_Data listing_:
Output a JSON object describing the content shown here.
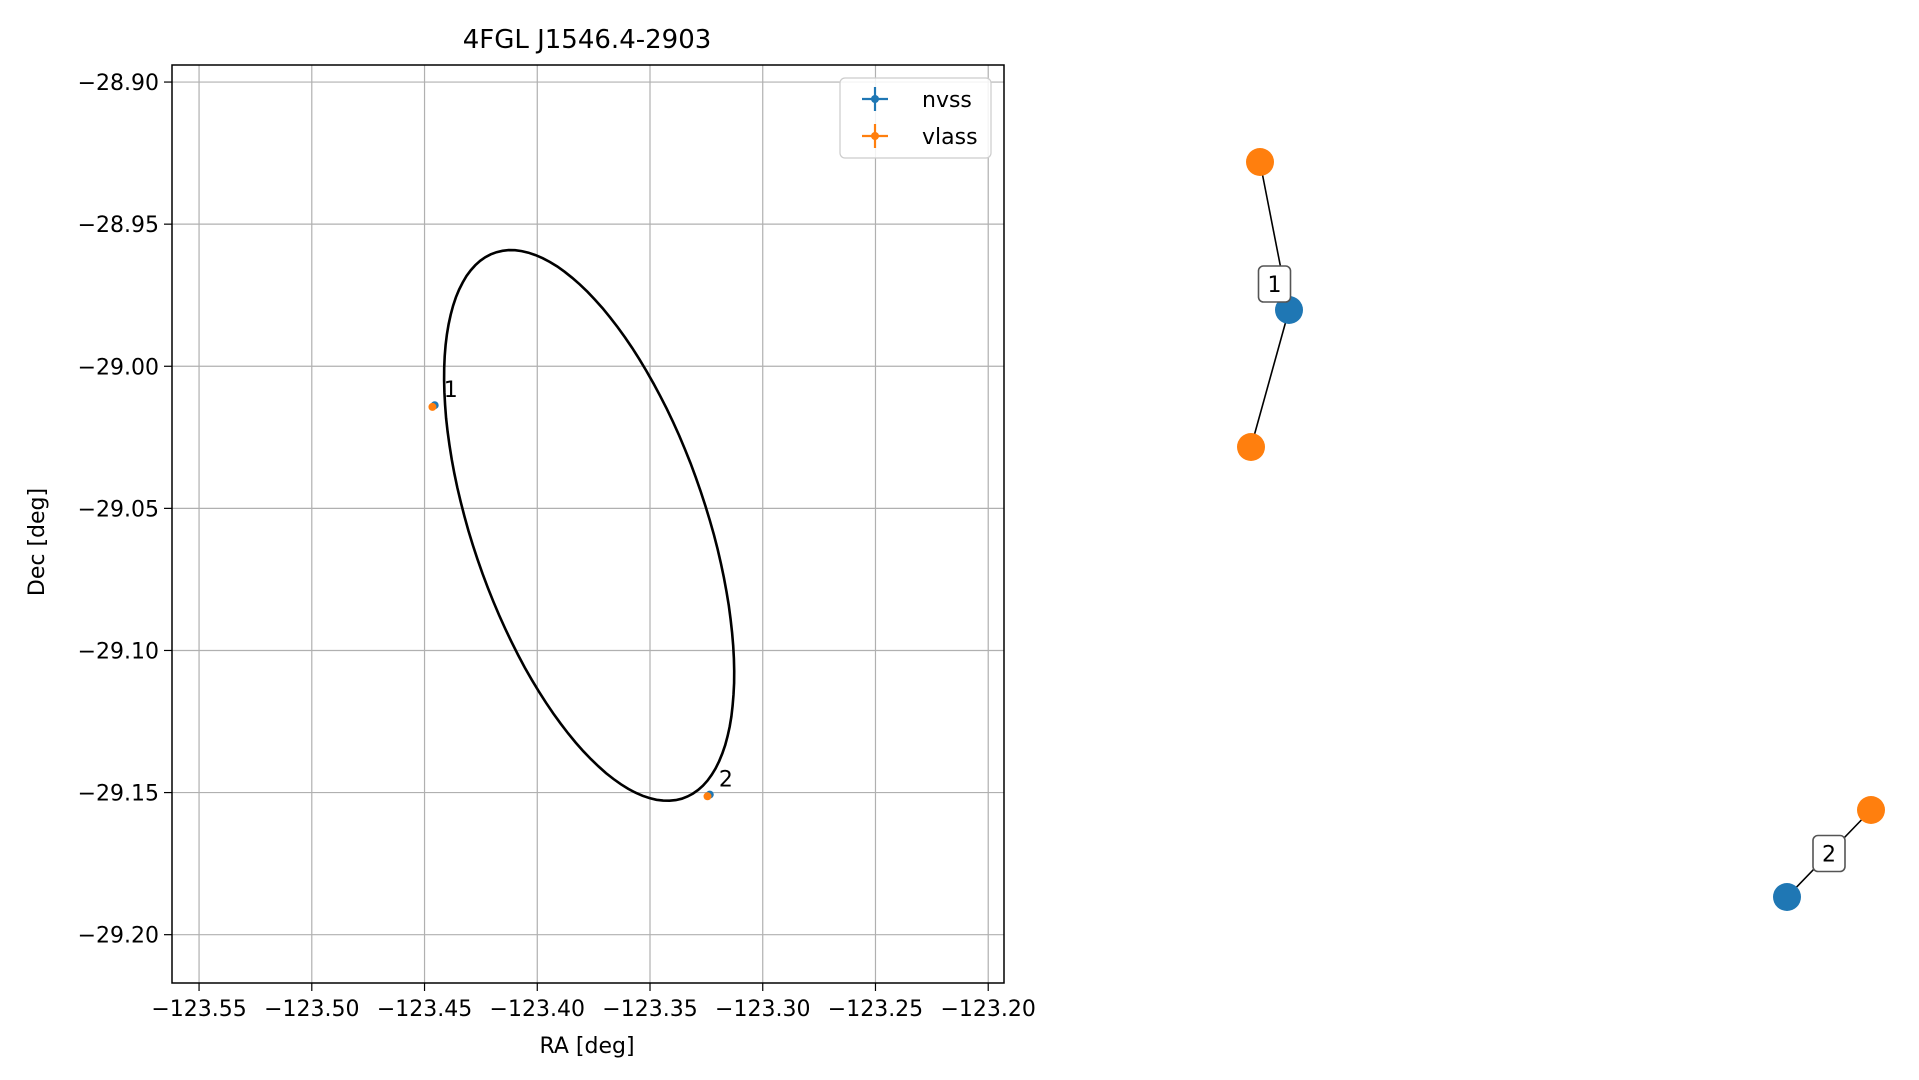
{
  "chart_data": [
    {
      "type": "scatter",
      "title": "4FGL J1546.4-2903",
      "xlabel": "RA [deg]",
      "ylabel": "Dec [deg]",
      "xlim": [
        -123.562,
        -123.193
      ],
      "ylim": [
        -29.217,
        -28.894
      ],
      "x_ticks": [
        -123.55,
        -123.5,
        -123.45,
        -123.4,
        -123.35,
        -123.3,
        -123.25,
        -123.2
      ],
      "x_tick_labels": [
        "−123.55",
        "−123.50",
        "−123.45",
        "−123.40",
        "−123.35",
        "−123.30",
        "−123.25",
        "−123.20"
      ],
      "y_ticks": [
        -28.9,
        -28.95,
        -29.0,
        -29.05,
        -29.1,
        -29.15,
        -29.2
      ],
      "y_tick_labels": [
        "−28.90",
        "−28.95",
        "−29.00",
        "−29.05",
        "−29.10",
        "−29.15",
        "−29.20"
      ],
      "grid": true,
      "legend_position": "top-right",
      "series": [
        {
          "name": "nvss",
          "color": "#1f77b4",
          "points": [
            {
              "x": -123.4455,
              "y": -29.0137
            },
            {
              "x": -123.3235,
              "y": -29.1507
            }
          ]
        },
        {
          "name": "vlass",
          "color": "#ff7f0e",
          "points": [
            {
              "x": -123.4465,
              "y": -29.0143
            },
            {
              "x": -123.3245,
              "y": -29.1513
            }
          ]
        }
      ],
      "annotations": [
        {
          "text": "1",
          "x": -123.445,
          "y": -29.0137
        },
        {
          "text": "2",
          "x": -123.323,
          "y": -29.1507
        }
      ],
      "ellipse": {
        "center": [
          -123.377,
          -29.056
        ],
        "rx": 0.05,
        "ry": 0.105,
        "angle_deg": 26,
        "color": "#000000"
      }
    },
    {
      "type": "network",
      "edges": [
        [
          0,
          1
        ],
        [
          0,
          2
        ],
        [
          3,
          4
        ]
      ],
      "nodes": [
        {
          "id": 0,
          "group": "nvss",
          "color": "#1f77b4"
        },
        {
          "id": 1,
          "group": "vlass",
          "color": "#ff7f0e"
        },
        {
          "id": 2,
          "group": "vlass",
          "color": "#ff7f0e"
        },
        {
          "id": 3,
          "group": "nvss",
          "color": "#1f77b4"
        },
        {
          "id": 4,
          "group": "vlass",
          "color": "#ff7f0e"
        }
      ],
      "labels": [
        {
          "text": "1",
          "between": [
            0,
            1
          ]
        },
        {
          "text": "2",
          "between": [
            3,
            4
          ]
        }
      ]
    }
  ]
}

_YOUR INSTRUCTIONS_: Reproduce each entry precisely. Leave the pictures out.

_THE REPLY_:
Output a JSON object describing the content shown here.
{
  "chart_data": [
    {
      "type": "scatter",
      "title": "4FGL J1546.4-2903",
      "xlabel": "RA [deg]",
      "ylabel": "Dec [deg]",
      "xlim": [
        -123.562,
        -123.193
      ],
      "ylim": [
        -29.217,
        -28.894
      ],
      "x_ticks": [
        -123.55,
        -123.5,
        -123.45,
        -123.4,
        -123.35,
        -123.3,
        -123.25,
        -123.2
      ],
      "x_tick_labels": [
        "−123.55",
        "−123.50",
        "−123.45",
        "−123.40",
        "−123.35",
        "−123.30",
        "−123.25",
        "−123.20"
      ],
      "y_ticks": [
        -28.9,
        -28.95,
        -29.0,
        -29.05,
        -29.1,
        -29.15,
        -29.2
      ],
      "y_tick_labels": [
        "−28.90",
        "−28.95",
        "−29.00",
        "−29.05",
        "−29.10",
        "−29.15",
        "−29.20"
      ],
      "grid": true,
      "legend_position": "top-right",
      "series": [
        {
          "name": "nvss",
          "color": "#1f77b4",
          "points": [
            {
              "x": -123.4455,
              "y": -29.0137
            },
            {
              "x": -123.3235,
              "y": -29.1507
            }
          ]
        },
        {
          "name": "vlass",
          "color": "#ff7f0e",
          "points": [
            {
              "x": -123.4465,
              "y": -29.0143
            },
            {
              "x": -123.3245,
              "y": -29.1513
            }
          ]
        }
      ],
      "annotations": [
        {
          "text": "1",
          "x": -123.445,
          "y": -29.0137
        },
        {
          "text": "2",
          "x": -123.323,
          "y": -29.1507
        }
      ],
      "ellipse": {
        "center": [
          -123.377,
          -29.056
        ],
        "rx": 0.05,
        "ry": 0.105,
        "angle_deg": 26,
        "color": "#000000"
      }
    },
    {
      "type": "network",
      "edges": [
        [
          0,
          1
        ],
        [
          0,
          2
        ],
        [
          3,
          4
        ]
      ],
      "nodes": [
        {
          "id": 0,
          "group": "nvss",
          "color": "#1f77b4"
        },
        {
          "id": 1,
          "group": "vlass",
          "color": "#ff7f0e"
        },
        {
          "id": 2,
          "group": "vlass",
          "color": "#ff7f0e"
        },
        {
          "id": 3,
          "group": "nvss",
          "color": "#1f77b4"
        },
        {
          "id": 4,
          "group": "vlass",
          "color": "#ff7f0e"
        }
      ],
      "labels": [
        {
          "text": "1",
          "between": [
            0,
            1
          ]
        },
        {
          "text": "2",
          "between": [
            3,
            4
          ]
        }
      ]
    }
  ]
}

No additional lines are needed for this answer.